Request: Your job is to retype all of the data word for word, leaving every image out.

— Begin Supplied records —

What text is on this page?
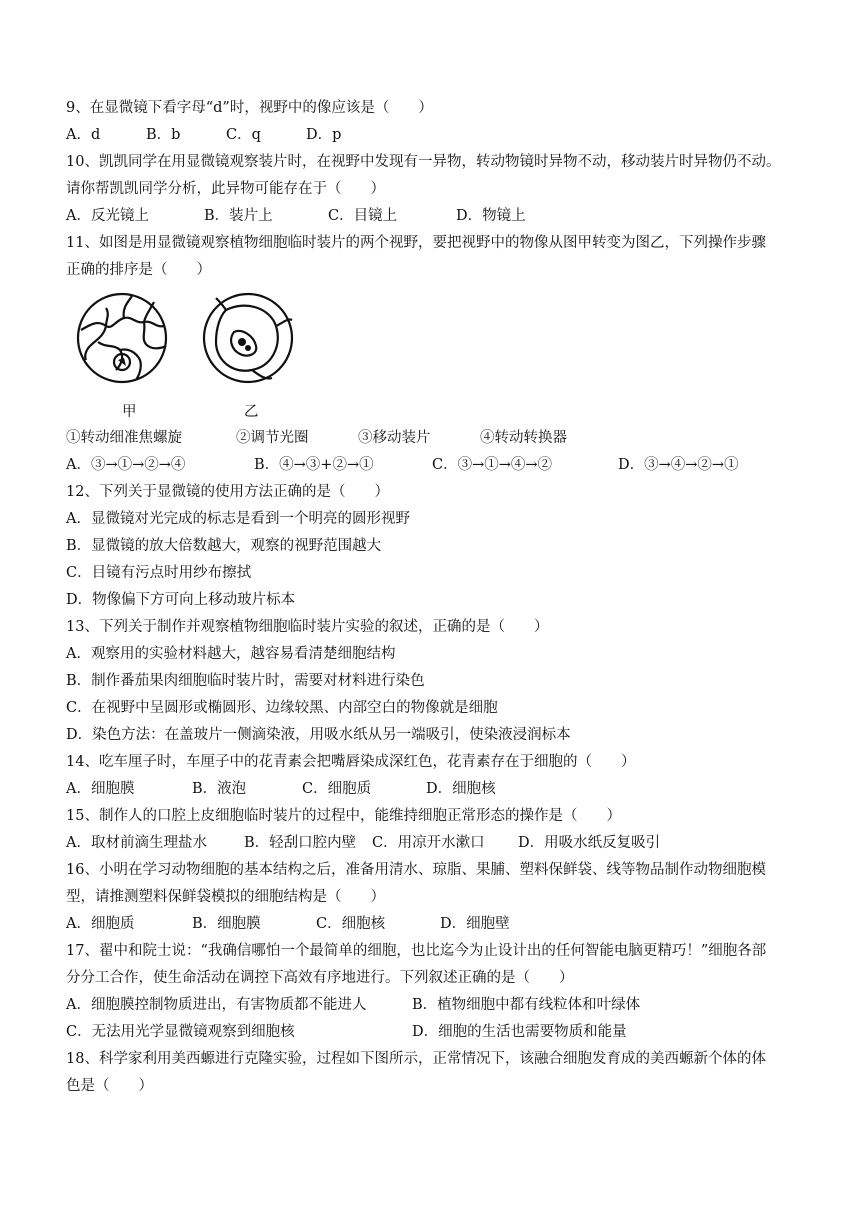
9、在显微镜下看字母“d”时，视野中的像应该是（　　）
A．d	B．b	C．q	D．p
10、凯凯同学在用显微镜观察装片时，在视野中发现有一异物，转动物镜时异物不动，移动装片时异物仍不动。
请你帮凯凯同学分析，此异物可能存在于（　　）
A．反光镜上	B．装片上	C．目镜上	D．物镜上
11、如图是用显微镜观察植物细胞临时装片的两个视野，要把视野中的物像从图甲转变为图乙，下列操作步骤
正确的排序是（　　）
甲	乙
①转动细准焦螺旋	②调节光圈	③移动装片	④转动转换器
A．③→①→②→④	B．④→③+②→①	C．③→①→④→②	D．③→④→②→①
12、下列关于显微镜的使用方法正确的是（　　）
A．显微镜对光完成的标志是看到一个明亮的圆形视野
B．显微镜的放大倍数越大，观察的视野范围越大
C．目镜有污点时用纱布擦拭
D．物像偏下方可向上移动玻片标本
13、下列关于制作并观察植物细胞临时装片实验的叙述，正确的是（　　）
A．观察用的实验材料越大，越容易看清楚细胞结构
B．制作番茄果肉细胞临时装片时，需要对材料进行染色
C．在视野中呈圆形或椭圆形、边缘较黑、内部空白的物像就是细胞
D．染色方法：在盖玻片一侧滴染液，用吸水纸从另一端吸引，使染液浸润标本
14、吃车厘子时，车厘子中的花青素会把嘴唇染成深红色，花青素存在于细胞的（　　）
A．细胞膜	B．液泡	C．细胞质	D．细胞核
15、制作人的口腔上皮细胞临时装片的过程中，能维持细胞正常形态的操作是（　　）
A．取材前滴生理盐水	B．轻刮口腔内壁 C．用凉开水漱口 D．用吸水纸反复吸引
16、小明在学习动物细胞的基本结构之后，准备用清水、琼脂、果脯、塑料保鲜袋、线等物品制作动物细胞模
型，请推测塑料保鲜袋模拟的细胞结构是（　　）
A．细胞质	B．细胞膜	C．细胞核	D．细胞壁
17、翟中和院士说：“我确信哪怕一个最简单的细胞，也比迄今为止设计出的任何智能电脑更精巧！”细胞各部
分分工合作，使生命活动在调控下高效有序地进行。下列叙述正确的是（　　）
A．细胞膜控制物质进出，有害物质都不能进人	B．植物细胞中都有线粒体和叶绿体
C．无法用光学显微镜观察到细胞核	D．细胞的生活也需要物质和能量
18、科学家利用美西螈进行克隆实验，过程如下图所示，正常情况下，该融合细胞发育成的美西螈新个体的体
色是（　　）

— End Supplied records —

Exercise output:
What text is on this page?
9、在显微镜下看字母“d”时，视野中的像应该是（　　）
A．d	B．b	C．q	D．p
10、凯凯同学在用显微镜观察装片时，在视野中发现有一异物，转动物镜时异物不动，移动装片时异物仍不动。
请你帮凯凯同学分析，此异物可能存在于（　　）
A．反光镜上	B．装片上	C．目镜上	D．物镜上
11、如图是用显微镜观察植物细胞临时装片的两个视野，要把视野中的物像从图甲转变为图乙，下列操作步骤
正确的排序是（　　）
甲	乙
①转动细准焦螺旋	②调节光圈	③移动装片	④转动转换器
A．③→①→②→④	B．④→③+②→①	C．③→①→④→②	D．③→④→②→①
12、下列关于显微镜的使用方法正确的是（　　）
A．显微镜对光完成的标志是看到一个明亮的圆形视野
B．显微镜的放大倍数越大，观察的视野范围越大
C．目镜有污点时用纱布擦拭
D．物像偏下方可向上移动玻片标本
13、下列关于制作并观察植物细胞临时装片实验的叙述，正确的是（　　）
A．观察用的实验材料越大，越容易看清楚细胞结构
B．制作番茄果肉细胞临时装片时，需要对材料进行染色
C．在视野中呈圆形或椭圆形、边缘较黑、内部空白的物像就是细胞
D．染色方法：在盖玻片一侧滴染液，用吸水纸从另一端吸引，使染液浸润标本
14、吃车厘子时，车厘子中的花青素会把嘴唇染成深红色，花青素存在于细胞的（　　）
A．细胞膜	B．液泡	C．细胞质	D．细胞核
15、制作人的口腔上皮细胞临时装片的过程中，能维持细胞正常形态的操作是（　　）
A．取材前滴生理盐水	B．轻刮口腔内壁 C．用凉开水漱口 D．用吸水纸反复吸引
16、小明在学习动物细胞的基本结构之后，准备用清水、琼脂、果脯、塑料保鲜袋、线等物品制作动物细胞模
型，请推测塑料保鲜袋模拟的细胞结构是（　　）
A．细胞质	B．细胞膜	C．细胞核	D．细胞壁
17、翟中和院士说：“我确信哪怕一个最简单的细胞，也比迄今为止设计出的任何智能电脑更精巧！”细胞各部
分分工合作，使生命活动在调控下高效有序地进行。下列叙述正确的是（　　）
A．细胞膜控制物质进出，有害物质都不能进人	B．植物细胞中都有线粒体和叶绿体
C．无法用光学显微镜观察到细胞核	D．细胞的生活也需要物质和能量
18、科学家利用美西螈进行克隆实验，过程如下图所示，正常情况下，该融合细胞发育成的美西螈新个体的体
色是（　　）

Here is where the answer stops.